● STATED GOAL:
Leave out every picture and restate word for word the lines from the one with "Decode this image" to the final line.

● ENTRIES:
════

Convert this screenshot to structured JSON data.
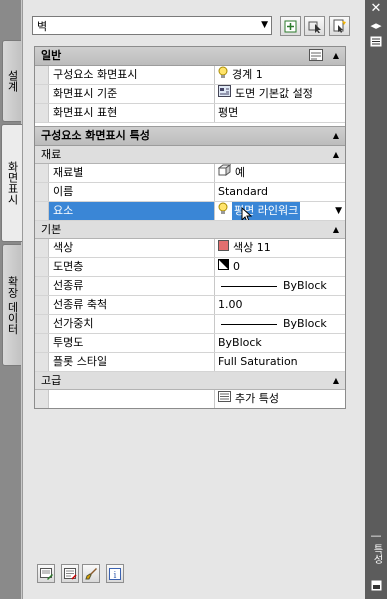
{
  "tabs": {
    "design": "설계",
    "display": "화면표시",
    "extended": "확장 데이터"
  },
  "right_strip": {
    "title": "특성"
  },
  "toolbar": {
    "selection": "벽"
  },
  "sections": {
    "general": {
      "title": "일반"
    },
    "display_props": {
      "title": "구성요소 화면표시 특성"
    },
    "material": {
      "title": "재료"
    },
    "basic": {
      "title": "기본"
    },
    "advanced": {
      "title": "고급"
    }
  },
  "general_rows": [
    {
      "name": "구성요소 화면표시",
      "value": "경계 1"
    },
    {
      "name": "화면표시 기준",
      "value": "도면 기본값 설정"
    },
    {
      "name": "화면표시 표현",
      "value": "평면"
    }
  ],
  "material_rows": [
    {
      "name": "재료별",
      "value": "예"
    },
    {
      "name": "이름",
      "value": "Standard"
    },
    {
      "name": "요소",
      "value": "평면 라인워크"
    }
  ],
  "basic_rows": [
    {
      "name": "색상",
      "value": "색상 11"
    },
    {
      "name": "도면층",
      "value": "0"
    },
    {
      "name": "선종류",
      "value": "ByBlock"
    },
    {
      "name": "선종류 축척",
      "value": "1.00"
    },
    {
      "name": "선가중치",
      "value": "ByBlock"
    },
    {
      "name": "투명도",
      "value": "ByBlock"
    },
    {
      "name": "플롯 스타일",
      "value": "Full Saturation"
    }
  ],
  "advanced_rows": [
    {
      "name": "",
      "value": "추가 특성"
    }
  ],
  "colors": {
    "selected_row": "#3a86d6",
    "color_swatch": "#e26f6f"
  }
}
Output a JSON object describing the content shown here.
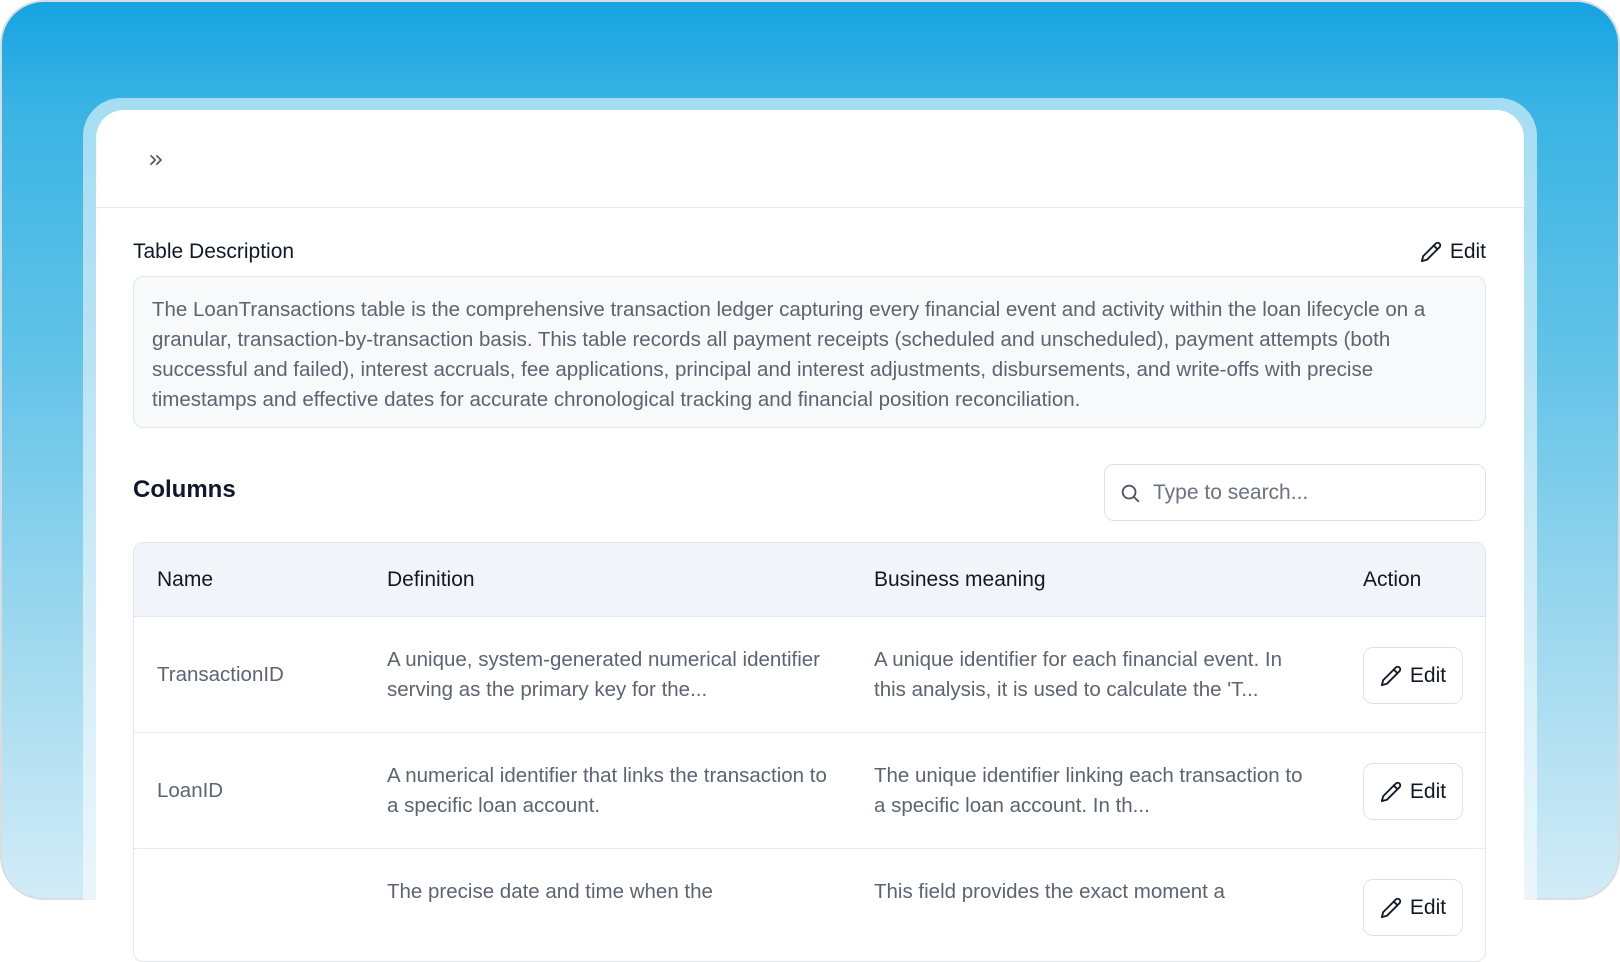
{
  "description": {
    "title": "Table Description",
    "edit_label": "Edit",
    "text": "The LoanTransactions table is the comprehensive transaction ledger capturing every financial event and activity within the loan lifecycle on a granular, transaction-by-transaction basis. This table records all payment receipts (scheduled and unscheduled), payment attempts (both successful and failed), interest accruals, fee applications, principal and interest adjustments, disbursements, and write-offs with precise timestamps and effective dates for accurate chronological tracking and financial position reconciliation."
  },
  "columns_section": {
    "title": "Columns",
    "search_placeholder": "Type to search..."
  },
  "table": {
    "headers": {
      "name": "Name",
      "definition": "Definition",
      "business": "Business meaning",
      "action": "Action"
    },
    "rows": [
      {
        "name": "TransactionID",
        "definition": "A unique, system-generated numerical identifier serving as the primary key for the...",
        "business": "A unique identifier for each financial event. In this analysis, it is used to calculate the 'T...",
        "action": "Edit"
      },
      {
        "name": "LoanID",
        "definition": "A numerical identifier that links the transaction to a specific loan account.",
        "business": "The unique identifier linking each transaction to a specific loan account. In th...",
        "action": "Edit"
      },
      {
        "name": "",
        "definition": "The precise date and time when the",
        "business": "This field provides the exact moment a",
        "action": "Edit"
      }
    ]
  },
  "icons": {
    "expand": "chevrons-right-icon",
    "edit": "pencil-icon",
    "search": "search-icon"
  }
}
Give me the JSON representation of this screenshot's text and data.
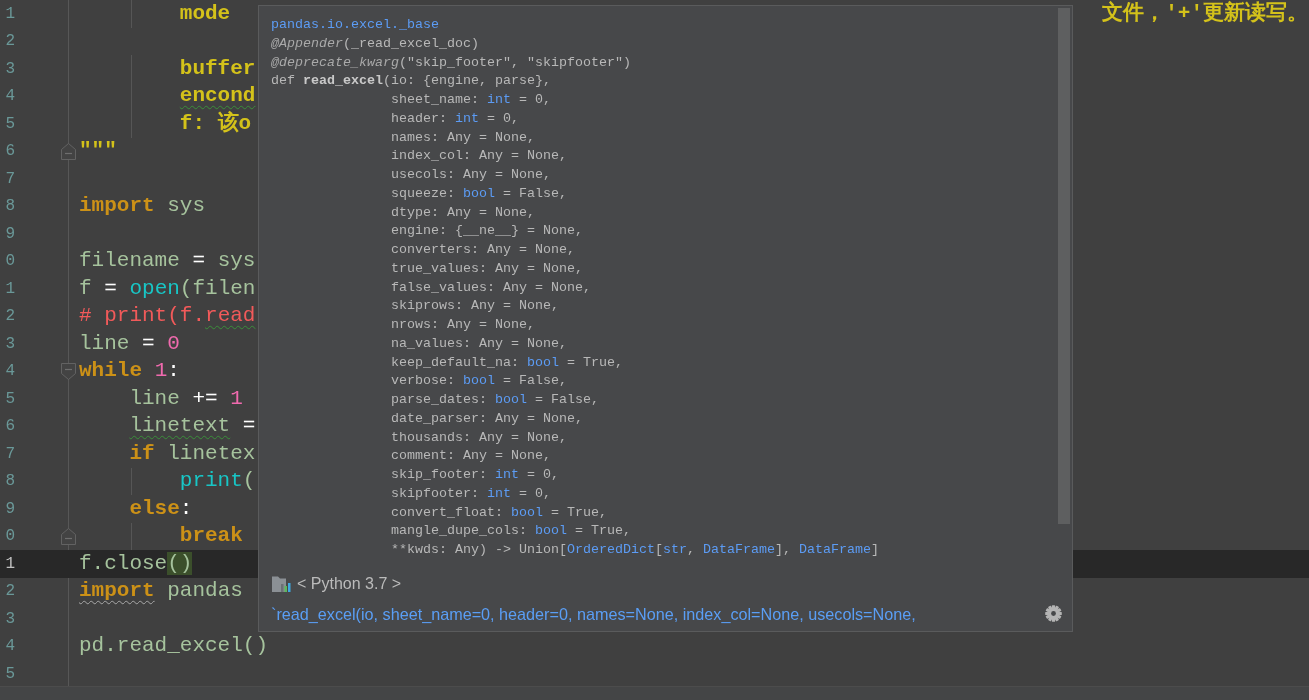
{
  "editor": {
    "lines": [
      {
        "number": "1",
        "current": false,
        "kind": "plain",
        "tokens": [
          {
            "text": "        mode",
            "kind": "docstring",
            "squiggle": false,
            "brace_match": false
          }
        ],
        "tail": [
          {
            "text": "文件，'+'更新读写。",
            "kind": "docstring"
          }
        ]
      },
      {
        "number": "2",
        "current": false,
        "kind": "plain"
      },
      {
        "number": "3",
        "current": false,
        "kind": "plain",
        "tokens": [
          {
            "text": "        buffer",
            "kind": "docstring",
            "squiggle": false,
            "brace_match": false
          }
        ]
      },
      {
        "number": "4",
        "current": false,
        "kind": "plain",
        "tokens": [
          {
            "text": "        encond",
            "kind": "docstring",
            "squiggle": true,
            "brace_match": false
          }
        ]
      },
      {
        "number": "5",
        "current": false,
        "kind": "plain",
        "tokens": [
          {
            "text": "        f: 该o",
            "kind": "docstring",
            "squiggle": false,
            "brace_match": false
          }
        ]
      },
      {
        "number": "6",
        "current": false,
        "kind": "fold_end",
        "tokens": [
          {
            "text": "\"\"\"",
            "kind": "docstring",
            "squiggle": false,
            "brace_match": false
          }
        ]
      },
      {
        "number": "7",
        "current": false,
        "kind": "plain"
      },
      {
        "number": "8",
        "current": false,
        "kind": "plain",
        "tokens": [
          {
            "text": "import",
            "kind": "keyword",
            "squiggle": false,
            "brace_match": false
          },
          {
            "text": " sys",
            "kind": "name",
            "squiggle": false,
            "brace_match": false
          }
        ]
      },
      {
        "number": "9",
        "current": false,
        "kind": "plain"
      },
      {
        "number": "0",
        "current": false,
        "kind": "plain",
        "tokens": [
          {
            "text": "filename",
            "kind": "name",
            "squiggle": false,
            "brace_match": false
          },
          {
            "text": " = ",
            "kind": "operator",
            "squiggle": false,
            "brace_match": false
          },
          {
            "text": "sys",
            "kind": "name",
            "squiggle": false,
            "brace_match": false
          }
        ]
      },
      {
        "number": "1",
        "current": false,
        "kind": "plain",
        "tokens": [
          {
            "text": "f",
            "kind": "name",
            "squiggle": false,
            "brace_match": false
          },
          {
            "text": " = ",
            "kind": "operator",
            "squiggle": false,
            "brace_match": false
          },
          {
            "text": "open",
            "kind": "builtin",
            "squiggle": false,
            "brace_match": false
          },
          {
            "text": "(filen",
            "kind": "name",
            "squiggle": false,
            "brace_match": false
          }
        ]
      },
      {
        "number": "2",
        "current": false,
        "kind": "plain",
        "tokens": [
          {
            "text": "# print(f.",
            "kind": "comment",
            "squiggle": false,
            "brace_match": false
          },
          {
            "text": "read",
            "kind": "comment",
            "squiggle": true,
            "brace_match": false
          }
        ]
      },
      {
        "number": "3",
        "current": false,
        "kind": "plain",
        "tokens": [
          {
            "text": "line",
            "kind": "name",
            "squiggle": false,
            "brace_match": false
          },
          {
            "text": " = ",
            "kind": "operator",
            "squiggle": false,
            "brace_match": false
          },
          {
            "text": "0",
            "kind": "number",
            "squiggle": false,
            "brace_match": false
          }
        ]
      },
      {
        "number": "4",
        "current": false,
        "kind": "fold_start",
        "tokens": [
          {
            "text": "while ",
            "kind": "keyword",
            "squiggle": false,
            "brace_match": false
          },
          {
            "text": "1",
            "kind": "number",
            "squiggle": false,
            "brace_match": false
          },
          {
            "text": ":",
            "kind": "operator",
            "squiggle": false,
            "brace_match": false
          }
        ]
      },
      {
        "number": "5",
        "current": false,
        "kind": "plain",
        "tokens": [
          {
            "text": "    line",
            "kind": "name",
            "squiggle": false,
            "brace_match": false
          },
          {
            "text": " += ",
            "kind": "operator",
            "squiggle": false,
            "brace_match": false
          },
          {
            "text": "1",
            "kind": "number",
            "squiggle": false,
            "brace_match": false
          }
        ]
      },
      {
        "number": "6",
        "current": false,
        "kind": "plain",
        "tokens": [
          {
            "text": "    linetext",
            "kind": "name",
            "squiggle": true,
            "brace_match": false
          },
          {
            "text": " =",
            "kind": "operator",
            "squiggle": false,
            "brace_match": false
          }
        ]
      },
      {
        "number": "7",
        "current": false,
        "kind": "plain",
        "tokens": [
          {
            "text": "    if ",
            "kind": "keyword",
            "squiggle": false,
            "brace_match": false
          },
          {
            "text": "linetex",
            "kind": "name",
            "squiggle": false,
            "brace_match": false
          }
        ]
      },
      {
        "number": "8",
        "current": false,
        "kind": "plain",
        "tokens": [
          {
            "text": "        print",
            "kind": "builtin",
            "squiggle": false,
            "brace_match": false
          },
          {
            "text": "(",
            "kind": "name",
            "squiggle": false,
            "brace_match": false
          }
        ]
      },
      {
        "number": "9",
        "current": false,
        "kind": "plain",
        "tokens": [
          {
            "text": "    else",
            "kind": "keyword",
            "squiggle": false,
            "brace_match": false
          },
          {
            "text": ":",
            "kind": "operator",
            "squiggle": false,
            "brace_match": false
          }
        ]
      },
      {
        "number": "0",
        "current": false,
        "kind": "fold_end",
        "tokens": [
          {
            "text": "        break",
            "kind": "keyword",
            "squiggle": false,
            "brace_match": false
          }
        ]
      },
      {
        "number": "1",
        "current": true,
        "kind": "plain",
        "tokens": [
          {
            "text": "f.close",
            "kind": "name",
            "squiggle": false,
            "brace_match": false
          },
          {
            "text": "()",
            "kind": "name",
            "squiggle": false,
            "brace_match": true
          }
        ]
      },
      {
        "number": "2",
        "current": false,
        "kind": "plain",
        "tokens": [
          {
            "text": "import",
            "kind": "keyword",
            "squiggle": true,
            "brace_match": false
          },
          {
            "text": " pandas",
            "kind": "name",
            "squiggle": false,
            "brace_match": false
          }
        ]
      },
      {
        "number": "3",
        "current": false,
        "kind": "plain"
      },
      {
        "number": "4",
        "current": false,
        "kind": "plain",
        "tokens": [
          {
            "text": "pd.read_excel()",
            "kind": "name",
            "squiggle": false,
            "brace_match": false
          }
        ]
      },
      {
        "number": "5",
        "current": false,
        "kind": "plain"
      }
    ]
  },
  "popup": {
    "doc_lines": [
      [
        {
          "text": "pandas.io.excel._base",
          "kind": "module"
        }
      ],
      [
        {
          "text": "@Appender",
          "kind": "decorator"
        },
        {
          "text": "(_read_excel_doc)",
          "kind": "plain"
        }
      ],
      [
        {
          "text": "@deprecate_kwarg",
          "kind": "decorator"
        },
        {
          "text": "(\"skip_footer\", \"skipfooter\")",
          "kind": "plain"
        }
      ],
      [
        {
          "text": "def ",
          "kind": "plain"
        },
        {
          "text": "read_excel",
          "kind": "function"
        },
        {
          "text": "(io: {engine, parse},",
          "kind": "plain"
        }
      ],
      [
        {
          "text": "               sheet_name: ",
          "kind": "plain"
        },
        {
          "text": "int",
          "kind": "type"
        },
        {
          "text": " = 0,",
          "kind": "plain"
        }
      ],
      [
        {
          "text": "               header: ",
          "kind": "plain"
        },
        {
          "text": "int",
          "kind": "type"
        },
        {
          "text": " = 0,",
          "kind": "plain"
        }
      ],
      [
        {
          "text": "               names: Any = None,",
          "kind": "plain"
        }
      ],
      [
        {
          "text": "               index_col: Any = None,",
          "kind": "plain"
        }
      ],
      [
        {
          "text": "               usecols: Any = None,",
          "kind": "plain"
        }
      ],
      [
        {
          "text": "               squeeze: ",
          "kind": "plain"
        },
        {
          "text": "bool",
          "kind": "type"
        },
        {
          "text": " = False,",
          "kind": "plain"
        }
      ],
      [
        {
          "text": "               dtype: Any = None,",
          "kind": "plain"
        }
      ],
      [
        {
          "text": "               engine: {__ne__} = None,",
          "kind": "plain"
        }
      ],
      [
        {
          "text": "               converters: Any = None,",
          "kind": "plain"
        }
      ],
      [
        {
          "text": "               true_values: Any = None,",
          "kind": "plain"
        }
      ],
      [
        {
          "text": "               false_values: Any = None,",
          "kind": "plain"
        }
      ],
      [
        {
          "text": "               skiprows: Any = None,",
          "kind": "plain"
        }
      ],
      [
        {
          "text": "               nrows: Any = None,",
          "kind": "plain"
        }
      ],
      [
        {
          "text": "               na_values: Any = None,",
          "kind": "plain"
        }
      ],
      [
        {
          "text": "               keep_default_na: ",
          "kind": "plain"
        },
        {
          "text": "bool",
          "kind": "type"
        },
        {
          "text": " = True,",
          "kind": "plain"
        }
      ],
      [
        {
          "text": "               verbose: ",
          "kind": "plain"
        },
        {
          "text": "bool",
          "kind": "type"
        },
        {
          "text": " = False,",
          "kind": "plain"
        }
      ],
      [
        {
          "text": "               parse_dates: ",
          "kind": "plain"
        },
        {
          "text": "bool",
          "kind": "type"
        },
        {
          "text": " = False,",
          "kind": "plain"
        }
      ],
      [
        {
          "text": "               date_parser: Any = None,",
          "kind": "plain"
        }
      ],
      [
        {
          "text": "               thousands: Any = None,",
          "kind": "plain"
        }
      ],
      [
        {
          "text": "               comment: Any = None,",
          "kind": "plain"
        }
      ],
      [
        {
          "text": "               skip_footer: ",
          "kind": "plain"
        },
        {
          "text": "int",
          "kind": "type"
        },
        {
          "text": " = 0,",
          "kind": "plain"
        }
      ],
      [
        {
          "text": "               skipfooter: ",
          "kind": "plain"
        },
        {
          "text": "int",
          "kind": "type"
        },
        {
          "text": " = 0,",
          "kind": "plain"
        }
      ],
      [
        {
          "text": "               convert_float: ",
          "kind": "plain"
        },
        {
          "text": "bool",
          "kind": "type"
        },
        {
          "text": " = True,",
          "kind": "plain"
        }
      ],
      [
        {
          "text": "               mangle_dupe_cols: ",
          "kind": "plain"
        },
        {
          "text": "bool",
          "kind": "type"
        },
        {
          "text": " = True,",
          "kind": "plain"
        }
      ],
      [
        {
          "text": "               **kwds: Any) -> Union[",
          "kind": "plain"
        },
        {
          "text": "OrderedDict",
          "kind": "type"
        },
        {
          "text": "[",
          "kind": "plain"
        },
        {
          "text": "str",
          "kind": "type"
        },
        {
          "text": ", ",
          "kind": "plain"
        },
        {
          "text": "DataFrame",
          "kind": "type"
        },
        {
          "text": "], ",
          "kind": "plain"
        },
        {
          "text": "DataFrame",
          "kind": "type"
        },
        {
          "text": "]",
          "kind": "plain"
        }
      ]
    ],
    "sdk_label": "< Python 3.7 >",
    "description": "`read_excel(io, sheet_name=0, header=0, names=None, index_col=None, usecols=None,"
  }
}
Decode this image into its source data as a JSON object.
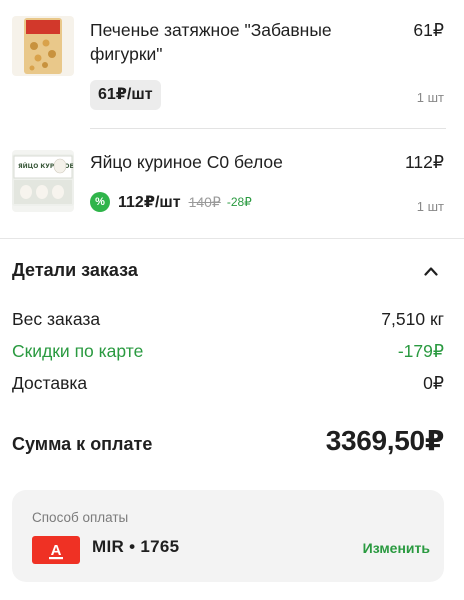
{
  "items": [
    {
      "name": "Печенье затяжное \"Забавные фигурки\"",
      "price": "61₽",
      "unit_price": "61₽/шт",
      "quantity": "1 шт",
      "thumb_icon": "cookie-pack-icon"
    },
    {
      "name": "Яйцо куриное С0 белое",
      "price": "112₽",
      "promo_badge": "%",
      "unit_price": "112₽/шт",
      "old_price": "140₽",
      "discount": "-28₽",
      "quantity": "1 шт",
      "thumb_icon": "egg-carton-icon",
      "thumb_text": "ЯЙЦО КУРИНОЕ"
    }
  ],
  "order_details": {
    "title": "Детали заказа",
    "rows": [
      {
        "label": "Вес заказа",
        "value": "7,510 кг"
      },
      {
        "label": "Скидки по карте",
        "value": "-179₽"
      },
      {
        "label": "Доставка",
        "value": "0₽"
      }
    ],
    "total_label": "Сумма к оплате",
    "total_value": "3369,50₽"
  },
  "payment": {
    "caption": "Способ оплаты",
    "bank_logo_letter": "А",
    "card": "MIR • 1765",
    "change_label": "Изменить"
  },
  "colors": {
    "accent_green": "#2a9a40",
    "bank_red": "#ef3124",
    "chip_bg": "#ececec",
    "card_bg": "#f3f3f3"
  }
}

════

● WRITTEN ANSWER:
Decode this image into its source data as a JSON object.
{
  "items": [
    {
      "name": "Печенье затяжное \"Забавные фигурки\"",
      "price": "61₽",
      "unit_price": "61₽/шт",
      "quantity": "1 шт",
      "thumb_icon": "cookie-pack-icon"
    },
    {
      "name": "Яйцо куриное С0 белое",
      "price": "112₽",
      "promo_badge": "%",
      "unit_price": "112₽/шт",
      "old_price": "140₽",
      "discount": "-28₽",
      "quantity": "1 шт",
      "thumb_icon": "egg-carton-icon",
      "thumb_text": "ЯЙЦО КУРИНОЕ"
    }
  ],
  "order_details": {
    "title": "Детали заказа",
    "rows": [
      {
        "label": "Вес заказа",
        "value": "7,510 кг"
      },
      {
        "label": "Скидки по карте",
        "value": "-179₽"
      },
      {
        "label": "Доставка",
        "value": "0₽"
      }
    ],
    "total_label": "Сумма к оплате",
    "total_value": "3369,50₽"
  },
  "payment": {
    "caption": "Способ оплаты",
    "bank_logo_letter": "А",
    "card": "MIR • 1765",
    "change_label": "Изменить"
  },
  "colors": {
    "accent_green": "#2a9a40",
    "bank_red": "#ef3124",
    "chip_bg": "#ececec",
    "card_bg": "#f3f3f3"
  }
}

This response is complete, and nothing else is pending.